======== Material for the task ========

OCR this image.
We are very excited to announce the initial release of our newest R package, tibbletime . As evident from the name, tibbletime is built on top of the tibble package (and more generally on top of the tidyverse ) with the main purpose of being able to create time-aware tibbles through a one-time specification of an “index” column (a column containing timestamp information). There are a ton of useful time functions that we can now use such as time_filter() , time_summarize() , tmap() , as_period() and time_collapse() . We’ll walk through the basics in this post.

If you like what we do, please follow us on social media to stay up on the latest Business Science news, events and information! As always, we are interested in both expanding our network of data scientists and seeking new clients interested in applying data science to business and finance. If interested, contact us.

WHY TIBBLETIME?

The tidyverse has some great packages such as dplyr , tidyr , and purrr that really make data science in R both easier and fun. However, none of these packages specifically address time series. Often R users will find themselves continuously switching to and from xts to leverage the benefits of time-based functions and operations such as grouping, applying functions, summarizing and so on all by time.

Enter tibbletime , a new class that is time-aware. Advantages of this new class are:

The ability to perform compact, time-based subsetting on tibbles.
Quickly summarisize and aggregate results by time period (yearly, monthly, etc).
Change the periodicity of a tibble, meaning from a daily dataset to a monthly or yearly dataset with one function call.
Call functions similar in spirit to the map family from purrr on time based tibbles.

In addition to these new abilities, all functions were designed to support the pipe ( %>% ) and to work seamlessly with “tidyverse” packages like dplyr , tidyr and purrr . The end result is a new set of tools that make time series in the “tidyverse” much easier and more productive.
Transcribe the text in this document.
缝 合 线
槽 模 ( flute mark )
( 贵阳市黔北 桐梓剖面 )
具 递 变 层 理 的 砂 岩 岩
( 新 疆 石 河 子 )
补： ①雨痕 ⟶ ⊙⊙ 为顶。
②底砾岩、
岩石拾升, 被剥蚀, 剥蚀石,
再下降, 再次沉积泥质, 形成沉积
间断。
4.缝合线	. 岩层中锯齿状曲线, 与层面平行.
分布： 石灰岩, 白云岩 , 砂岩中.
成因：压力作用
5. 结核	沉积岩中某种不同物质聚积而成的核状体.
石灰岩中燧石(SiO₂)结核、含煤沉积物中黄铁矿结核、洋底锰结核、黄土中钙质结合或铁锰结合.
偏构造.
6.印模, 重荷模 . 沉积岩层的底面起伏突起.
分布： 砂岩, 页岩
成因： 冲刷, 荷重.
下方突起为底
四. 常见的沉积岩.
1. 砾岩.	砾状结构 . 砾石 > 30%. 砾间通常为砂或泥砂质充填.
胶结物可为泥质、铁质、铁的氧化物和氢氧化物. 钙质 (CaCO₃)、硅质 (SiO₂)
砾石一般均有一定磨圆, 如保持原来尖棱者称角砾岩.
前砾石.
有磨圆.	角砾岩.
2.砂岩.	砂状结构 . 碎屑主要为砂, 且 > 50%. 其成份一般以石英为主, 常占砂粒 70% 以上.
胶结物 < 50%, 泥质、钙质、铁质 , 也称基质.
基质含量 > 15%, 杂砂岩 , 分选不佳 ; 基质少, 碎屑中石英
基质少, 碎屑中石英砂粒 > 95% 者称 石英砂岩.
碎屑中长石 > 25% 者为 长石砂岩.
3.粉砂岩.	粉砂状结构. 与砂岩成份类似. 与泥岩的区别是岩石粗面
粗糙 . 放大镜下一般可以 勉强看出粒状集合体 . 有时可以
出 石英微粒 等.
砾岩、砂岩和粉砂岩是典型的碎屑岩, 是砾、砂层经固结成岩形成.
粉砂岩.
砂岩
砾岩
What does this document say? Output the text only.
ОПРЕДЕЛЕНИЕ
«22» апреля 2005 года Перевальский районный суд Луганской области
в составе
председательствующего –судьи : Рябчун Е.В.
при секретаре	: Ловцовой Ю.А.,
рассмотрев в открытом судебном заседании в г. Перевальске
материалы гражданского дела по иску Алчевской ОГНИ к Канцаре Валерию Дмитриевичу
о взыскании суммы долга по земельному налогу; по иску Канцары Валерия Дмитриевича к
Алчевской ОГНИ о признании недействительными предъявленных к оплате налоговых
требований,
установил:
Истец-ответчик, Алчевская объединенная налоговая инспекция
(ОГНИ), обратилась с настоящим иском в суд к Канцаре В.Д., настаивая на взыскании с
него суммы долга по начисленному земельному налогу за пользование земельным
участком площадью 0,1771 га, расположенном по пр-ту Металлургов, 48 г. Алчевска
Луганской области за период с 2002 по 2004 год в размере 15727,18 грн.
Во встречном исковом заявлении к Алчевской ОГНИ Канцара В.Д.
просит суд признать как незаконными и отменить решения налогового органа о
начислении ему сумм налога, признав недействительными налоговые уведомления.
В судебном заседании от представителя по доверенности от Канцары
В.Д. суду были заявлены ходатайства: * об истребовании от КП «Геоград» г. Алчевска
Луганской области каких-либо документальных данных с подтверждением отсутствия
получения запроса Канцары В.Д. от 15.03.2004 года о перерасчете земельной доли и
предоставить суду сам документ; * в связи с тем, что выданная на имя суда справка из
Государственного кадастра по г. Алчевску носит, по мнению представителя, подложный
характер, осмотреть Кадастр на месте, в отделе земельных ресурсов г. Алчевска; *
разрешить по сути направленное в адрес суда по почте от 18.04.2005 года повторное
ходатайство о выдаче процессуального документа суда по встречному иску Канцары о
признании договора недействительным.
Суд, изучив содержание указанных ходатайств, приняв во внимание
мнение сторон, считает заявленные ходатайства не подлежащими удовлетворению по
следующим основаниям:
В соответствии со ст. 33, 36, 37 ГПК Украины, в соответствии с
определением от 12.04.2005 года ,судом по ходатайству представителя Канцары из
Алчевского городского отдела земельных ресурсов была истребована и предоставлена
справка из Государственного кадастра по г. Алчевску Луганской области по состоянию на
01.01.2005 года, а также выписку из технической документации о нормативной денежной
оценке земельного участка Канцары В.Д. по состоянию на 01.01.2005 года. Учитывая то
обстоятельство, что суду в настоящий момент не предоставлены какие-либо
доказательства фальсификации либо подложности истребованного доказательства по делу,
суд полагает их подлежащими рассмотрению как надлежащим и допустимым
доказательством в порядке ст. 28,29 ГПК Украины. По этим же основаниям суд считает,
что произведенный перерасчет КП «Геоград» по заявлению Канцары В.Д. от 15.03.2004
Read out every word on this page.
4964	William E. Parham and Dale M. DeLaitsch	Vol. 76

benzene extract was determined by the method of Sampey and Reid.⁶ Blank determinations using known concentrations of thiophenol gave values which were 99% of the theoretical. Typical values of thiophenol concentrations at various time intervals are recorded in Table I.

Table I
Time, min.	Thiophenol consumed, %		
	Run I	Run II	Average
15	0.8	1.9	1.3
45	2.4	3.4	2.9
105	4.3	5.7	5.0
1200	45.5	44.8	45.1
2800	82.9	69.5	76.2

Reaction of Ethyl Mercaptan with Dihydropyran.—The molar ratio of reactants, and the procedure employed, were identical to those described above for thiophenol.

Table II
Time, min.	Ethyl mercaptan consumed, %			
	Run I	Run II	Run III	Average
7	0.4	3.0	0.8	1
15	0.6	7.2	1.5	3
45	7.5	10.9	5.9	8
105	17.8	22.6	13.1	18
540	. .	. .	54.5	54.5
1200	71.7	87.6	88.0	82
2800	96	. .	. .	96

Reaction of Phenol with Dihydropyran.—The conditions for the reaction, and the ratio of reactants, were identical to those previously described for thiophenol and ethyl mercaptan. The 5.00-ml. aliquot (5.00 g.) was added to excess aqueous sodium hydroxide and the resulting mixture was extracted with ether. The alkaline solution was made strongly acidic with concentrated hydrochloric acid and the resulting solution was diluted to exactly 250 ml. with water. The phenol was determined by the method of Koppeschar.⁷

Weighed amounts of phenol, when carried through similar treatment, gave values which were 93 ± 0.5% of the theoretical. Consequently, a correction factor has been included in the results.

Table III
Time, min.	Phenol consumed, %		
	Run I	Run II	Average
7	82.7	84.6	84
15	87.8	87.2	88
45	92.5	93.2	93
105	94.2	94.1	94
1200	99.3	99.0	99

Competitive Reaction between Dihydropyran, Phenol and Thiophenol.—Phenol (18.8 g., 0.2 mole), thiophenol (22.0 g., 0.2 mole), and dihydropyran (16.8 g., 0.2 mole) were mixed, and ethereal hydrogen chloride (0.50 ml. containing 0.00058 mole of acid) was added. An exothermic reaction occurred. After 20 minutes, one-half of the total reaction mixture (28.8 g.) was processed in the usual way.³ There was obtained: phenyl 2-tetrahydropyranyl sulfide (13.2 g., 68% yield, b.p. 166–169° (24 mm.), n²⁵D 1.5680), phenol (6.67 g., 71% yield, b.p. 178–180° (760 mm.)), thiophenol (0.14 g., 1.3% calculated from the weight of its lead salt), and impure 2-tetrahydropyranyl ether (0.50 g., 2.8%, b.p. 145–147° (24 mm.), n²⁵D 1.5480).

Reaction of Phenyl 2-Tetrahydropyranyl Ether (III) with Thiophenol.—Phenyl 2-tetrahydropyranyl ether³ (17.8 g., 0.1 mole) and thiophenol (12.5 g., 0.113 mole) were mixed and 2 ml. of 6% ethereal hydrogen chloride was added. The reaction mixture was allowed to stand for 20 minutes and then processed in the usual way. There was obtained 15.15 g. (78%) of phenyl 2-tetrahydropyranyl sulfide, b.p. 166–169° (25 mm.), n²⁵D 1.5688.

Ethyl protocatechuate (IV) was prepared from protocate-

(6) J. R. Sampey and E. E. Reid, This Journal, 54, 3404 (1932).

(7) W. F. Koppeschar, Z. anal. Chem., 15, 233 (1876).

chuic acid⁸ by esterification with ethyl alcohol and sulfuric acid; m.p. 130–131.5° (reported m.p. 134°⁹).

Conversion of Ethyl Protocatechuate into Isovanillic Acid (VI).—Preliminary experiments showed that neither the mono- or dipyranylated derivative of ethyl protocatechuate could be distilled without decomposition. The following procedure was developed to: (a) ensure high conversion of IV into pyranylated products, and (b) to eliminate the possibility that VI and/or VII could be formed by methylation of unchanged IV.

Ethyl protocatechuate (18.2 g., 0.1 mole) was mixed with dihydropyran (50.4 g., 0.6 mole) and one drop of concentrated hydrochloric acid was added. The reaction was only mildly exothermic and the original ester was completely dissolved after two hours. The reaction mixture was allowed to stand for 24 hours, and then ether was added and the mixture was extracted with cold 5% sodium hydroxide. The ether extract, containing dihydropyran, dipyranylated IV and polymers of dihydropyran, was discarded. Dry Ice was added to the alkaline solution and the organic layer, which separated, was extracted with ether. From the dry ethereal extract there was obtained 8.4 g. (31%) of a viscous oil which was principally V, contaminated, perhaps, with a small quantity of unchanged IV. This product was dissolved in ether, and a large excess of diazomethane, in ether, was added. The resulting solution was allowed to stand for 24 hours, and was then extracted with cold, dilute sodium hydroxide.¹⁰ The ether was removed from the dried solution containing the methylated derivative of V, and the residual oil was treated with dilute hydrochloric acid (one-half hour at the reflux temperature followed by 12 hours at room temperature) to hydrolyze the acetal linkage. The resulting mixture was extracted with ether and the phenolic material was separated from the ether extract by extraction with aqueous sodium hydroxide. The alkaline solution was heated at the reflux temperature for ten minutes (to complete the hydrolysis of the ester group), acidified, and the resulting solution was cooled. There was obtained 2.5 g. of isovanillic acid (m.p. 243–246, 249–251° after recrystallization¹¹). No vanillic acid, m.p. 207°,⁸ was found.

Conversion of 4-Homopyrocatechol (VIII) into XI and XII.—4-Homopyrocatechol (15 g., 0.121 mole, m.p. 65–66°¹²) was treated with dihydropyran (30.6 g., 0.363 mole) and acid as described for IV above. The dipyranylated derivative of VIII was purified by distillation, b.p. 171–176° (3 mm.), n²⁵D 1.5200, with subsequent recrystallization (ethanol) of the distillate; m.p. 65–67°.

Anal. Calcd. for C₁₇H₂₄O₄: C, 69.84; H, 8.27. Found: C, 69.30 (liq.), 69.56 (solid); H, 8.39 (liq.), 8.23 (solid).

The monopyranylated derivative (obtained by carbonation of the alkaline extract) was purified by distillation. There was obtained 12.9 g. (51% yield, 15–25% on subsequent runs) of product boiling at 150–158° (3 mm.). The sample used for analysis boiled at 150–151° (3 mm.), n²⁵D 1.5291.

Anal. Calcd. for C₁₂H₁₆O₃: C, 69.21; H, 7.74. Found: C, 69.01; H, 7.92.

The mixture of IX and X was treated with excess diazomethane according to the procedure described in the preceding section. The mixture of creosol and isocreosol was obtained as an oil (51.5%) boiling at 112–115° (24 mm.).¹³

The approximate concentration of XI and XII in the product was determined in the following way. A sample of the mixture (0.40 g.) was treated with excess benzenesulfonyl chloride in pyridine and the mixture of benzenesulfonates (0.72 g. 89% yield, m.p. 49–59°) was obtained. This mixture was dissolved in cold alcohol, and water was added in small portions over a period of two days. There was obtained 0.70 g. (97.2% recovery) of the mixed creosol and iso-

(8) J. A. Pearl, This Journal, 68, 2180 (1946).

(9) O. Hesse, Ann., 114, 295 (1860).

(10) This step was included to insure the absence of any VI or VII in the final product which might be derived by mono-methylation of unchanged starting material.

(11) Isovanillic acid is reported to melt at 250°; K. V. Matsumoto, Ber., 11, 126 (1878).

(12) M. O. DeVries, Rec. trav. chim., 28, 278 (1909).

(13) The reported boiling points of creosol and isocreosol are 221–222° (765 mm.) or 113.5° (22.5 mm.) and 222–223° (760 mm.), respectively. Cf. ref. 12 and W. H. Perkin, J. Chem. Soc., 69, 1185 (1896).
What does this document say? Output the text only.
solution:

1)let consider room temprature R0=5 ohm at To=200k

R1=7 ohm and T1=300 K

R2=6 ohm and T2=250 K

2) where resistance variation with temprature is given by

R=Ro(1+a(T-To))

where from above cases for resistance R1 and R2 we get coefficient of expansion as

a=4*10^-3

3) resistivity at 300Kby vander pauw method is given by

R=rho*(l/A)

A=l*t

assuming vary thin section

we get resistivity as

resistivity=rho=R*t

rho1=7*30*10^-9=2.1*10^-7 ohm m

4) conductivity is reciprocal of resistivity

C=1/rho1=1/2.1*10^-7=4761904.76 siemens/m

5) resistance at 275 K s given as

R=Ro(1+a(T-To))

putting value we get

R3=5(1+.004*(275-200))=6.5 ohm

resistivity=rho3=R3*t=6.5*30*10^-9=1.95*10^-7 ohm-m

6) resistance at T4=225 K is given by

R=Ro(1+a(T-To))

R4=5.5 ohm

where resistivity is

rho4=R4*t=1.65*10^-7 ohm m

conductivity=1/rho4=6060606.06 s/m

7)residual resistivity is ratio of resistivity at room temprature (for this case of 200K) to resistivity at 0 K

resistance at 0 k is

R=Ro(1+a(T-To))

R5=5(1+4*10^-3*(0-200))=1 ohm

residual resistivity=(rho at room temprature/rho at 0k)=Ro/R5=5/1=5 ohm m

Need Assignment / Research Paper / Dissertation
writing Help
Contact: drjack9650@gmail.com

========

*Problem details:*
From the listing, copy every line where the string "основаниям" appears.

*Response:*
следующим основаниям:
доказательством в порядке ст. 28,29 ГПК Украины. По этим же основаниям суд считает,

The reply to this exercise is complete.